The exercise: List all lines of the data containing the word "type".

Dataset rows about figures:
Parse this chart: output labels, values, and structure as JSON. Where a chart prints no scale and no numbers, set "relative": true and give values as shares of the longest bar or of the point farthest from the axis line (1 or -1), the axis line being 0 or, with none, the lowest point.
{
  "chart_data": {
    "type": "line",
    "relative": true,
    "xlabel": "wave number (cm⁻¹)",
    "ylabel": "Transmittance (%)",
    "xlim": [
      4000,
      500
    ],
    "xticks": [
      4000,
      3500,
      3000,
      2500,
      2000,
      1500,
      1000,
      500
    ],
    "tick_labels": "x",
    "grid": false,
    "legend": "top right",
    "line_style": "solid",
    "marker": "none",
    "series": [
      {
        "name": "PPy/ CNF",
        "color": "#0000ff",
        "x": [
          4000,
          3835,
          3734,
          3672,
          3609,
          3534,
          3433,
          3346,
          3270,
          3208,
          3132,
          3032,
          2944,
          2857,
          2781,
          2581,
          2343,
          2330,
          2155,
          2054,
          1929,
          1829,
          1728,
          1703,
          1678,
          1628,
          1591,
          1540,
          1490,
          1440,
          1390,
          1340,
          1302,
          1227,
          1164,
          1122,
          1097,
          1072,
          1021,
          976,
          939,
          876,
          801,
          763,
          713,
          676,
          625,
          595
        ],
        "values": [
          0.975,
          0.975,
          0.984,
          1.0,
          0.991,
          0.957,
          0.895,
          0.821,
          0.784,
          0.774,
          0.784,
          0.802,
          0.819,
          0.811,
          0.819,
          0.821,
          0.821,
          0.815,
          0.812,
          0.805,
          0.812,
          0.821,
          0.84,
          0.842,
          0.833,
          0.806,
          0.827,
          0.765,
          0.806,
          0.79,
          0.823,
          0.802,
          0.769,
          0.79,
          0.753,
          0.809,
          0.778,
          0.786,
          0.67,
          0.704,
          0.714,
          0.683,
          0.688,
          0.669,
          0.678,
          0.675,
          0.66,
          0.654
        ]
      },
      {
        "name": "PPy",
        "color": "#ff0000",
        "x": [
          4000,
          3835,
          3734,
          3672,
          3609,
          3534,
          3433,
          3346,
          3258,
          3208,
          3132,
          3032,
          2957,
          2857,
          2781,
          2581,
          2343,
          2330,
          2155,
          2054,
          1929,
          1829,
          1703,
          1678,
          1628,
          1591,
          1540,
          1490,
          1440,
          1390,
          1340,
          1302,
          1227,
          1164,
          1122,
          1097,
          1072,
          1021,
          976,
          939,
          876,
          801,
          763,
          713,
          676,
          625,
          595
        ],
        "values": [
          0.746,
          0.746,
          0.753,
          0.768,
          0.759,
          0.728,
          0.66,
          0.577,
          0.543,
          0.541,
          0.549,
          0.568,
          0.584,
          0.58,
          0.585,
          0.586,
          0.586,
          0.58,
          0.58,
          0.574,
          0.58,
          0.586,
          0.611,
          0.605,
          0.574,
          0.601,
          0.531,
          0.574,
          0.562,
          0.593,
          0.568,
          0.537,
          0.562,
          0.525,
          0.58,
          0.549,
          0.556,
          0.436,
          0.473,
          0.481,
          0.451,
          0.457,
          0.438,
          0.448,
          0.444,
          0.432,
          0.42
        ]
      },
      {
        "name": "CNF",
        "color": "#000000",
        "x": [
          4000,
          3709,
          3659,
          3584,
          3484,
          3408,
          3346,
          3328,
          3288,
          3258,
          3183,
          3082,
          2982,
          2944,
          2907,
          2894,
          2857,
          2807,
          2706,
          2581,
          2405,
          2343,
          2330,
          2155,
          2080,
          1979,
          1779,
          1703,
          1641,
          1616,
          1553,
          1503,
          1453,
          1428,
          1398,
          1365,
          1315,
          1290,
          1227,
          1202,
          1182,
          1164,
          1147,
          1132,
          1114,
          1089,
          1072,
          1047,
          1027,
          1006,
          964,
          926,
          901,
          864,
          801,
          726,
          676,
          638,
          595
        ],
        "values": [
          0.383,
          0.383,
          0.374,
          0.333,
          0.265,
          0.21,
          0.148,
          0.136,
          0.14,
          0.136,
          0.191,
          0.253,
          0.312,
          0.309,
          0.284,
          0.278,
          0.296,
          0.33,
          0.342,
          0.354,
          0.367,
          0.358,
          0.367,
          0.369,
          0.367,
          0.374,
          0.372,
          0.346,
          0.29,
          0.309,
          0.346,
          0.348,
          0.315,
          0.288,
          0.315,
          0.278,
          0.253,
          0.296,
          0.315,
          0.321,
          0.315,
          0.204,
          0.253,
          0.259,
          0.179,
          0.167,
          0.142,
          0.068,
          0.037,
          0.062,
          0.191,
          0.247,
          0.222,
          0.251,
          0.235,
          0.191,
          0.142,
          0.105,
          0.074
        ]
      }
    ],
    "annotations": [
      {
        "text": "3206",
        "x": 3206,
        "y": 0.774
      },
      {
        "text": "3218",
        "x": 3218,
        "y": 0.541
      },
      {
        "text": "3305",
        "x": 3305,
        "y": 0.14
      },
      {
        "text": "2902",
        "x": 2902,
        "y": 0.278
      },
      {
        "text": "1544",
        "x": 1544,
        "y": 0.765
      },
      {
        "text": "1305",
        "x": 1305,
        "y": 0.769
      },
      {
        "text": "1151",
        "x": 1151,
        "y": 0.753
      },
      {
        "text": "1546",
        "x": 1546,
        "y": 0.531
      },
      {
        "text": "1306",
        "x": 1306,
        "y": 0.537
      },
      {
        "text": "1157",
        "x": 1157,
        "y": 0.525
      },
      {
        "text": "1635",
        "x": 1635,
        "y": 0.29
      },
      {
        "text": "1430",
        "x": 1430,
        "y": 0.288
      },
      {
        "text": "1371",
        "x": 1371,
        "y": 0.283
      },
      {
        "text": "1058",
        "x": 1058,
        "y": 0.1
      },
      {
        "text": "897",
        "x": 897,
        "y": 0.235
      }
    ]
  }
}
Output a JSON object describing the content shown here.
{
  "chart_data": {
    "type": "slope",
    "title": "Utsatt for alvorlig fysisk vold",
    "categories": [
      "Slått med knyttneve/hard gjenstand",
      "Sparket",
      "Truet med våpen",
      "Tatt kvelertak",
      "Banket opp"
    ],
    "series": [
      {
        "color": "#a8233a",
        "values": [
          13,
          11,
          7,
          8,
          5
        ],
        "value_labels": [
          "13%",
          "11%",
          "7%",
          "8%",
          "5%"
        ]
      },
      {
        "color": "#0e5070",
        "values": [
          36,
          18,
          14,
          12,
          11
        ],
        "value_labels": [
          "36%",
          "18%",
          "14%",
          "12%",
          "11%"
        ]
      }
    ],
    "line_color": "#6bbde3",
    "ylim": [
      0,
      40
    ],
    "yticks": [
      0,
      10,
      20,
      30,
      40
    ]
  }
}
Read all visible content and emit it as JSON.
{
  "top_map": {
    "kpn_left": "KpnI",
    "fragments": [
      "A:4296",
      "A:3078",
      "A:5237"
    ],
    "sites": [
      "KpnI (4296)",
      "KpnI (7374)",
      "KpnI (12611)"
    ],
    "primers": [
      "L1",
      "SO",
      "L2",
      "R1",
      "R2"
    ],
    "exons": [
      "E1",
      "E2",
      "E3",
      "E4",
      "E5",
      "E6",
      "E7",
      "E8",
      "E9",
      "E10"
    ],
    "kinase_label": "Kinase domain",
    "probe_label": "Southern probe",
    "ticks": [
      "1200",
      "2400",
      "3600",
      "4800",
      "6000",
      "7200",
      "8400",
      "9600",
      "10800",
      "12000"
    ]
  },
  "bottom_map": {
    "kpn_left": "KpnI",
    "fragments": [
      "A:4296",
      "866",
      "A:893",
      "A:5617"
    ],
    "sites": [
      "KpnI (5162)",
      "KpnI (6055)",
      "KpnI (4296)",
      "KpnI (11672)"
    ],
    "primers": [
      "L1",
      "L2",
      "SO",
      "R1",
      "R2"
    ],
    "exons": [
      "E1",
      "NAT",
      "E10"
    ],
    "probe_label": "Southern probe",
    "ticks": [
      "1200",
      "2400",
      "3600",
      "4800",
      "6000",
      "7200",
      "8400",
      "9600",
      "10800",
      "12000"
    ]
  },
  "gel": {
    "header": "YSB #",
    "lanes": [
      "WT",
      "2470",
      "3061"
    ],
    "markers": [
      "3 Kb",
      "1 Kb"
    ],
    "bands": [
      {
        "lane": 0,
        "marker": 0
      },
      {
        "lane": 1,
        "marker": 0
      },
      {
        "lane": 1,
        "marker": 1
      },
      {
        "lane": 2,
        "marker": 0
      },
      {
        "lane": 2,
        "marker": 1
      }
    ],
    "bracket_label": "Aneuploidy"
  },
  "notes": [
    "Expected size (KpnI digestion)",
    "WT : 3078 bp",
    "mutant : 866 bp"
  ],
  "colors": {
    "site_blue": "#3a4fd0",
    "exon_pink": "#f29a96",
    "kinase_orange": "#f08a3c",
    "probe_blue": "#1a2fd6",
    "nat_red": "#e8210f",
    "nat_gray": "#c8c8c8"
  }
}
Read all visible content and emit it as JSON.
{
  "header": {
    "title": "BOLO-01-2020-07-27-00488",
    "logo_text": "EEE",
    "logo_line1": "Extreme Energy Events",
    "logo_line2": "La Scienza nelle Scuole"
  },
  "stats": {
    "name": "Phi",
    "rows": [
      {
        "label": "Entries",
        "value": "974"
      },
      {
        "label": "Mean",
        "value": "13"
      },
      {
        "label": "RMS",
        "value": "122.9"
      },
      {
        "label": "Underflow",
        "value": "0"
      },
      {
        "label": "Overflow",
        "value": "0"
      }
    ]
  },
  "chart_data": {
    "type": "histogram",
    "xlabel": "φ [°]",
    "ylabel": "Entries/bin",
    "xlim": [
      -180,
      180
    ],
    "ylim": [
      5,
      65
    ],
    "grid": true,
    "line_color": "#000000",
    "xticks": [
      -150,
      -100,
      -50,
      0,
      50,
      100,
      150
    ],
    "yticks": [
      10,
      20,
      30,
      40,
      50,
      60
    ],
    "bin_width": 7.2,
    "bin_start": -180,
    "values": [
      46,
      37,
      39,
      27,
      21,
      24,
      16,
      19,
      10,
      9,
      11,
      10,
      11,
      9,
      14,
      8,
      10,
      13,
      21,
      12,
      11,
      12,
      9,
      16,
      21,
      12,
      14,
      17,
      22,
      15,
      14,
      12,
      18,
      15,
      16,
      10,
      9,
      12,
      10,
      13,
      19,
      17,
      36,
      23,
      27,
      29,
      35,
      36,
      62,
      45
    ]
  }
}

The solution:
    "type": "line",
    "type": "slope",
    "type": "histogram",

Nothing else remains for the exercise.